··· Data supplied

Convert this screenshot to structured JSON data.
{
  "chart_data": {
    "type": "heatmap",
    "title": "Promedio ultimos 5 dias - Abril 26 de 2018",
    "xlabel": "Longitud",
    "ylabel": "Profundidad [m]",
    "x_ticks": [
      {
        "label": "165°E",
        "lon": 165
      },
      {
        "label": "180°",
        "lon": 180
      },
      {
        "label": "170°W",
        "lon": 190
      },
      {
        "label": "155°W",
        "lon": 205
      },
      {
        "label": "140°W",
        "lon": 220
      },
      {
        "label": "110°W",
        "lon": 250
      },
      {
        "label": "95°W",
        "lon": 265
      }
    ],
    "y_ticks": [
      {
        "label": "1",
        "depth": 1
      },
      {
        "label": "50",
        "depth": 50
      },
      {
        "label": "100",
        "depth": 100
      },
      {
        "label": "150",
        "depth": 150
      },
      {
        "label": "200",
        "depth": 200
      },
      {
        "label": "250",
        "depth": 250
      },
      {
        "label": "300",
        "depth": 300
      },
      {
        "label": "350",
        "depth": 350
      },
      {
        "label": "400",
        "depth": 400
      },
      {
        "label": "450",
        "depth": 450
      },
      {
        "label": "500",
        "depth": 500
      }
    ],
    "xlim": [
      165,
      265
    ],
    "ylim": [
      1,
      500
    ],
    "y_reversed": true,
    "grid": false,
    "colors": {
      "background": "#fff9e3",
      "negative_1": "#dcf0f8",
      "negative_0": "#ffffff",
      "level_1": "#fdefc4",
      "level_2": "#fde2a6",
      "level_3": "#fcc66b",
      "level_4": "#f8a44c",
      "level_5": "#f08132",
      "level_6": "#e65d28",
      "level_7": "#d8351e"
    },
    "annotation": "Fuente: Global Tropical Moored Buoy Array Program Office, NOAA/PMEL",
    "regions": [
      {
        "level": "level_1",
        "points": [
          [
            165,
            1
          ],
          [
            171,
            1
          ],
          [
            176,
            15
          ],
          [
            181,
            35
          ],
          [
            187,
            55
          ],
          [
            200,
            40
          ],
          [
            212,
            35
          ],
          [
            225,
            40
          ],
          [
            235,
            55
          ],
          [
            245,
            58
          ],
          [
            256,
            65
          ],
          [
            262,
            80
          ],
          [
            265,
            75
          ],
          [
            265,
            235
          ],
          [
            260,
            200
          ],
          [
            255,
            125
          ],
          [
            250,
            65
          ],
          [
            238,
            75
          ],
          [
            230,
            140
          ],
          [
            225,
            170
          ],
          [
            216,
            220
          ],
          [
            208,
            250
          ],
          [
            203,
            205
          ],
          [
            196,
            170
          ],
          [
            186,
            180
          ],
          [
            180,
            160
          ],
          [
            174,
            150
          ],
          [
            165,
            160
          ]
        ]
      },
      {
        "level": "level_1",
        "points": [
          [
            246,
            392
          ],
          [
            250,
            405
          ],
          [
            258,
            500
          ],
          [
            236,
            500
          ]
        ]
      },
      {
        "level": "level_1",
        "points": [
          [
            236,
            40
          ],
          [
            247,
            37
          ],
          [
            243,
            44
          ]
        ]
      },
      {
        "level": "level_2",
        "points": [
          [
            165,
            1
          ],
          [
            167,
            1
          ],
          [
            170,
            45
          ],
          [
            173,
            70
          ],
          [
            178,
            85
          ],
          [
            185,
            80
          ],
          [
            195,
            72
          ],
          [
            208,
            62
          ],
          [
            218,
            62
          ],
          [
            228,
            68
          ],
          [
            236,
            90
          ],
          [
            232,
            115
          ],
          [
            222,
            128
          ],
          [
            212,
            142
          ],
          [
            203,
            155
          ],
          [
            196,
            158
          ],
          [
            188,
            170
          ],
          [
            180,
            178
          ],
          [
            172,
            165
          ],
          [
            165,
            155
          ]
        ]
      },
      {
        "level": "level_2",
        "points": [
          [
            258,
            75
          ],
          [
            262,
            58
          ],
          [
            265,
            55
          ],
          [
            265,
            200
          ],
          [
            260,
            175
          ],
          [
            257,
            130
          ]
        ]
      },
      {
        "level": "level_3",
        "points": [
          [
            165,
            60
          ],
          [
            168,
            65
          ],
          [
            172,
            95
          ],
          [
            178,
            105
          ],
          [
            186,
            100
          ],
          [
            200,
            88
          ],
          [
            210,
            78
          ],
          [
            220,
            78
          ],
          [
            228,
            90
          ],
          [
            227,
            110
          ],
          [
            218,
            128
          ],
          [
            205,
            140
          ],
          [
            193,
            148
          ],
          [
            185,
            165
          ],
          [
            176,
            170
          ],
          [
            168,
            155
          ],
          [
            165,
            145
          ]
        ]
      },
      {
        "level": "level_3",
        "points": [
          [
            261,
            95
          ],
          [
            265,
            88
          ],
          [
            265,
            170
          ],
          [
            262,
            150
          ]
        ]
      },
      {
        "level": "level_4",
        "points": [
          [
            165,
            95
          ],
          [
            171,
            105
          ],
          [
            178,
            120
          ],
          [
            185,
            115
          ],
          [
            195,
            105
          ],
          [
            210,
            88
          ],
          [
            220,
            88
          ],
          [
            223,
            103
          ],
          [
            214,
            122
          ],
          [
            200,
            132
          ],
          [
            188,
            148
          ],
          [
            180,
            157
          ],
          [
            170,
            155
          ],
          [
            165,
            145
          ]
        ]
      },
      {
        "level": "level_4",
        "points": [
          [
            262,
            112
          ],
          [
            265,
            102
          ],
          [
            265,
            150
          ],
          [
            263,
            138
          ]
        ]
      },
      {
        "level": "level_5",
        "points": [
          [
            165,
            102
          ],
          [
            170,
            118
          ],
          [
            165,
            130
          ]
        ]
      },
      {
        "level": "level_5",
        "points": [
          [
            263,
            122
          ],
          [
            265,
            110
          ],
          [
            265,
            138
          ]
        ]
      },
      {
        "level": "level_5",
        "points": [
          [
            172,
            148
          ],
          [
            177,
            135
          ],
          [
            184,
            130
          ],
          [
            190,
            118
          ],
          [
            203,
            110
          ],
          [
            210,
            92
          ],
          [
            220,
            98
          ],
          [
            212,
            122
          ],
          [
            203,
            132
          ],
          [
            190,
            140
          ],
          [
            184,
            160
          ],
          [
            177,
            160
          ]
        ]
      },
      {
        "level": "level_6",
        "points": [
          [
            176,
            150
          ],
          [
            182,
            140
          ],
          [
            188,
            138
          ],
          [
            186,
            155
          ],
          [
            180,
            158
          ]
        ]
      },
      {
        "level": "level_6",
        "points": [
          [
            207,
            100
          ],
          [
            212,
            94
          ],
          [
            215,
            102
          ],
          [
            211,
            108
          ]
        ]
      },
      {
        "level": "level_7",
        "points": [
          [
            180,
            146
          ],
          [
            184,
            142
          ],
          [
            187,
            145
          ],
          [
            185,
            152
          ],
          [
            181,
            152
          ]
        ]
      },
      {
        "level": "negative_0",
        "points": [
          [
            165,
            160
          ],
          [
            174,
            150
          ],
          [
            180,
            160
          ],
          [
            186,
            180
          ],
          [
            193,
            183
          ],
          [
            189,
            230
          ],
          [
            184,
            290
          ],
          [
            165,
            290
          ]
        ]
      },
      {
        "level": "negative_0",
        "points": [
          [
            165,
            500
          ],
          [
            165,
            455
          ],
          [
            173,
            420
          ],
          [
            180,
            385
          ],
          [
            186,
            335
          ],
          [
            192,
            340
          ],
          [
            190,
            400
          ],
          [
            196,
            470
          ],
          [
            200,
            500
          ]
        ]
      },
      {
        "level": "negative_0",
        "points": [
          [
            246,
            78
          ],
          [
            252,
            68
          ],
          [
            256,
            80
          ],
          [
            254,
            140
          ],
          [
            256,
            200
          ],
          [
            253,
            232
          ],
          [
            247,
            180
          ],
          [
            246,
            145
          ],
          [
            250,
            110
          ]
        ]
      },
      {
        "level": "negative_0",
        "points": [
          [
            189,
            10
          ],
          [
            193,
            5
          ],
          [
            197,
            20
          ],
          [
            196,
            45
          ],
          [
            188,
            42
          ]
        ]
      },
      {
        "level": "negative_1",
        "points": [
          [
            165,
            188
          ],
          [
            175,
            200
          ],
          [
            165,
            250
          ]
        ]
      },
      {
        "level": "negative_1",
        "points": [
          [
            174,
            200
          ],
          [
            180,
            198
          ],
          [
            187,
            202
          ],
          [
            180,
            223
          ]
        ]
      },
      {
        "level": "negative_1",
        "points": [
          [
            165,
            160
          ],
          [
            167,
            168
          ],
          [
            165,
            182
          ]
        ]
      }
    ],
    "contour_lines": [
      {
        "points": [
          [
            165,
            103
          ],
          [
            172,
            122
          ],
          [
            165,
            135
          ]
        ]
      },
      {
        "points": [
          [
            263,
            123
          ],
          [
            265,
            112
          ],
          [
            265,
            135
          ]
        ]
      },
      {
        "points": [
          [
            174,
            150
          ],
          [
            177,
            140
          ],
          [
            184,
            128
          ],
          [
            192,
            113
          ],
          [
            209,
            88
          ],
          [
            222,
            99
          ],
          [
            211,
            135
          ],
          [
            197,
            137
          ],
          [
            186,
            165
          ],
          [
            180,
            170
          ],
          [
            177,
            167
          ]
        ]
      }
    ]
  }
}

······

Directions:
Of the lines in the data, how many hold the string "depth"? State the number, nothing else.

Output below:
11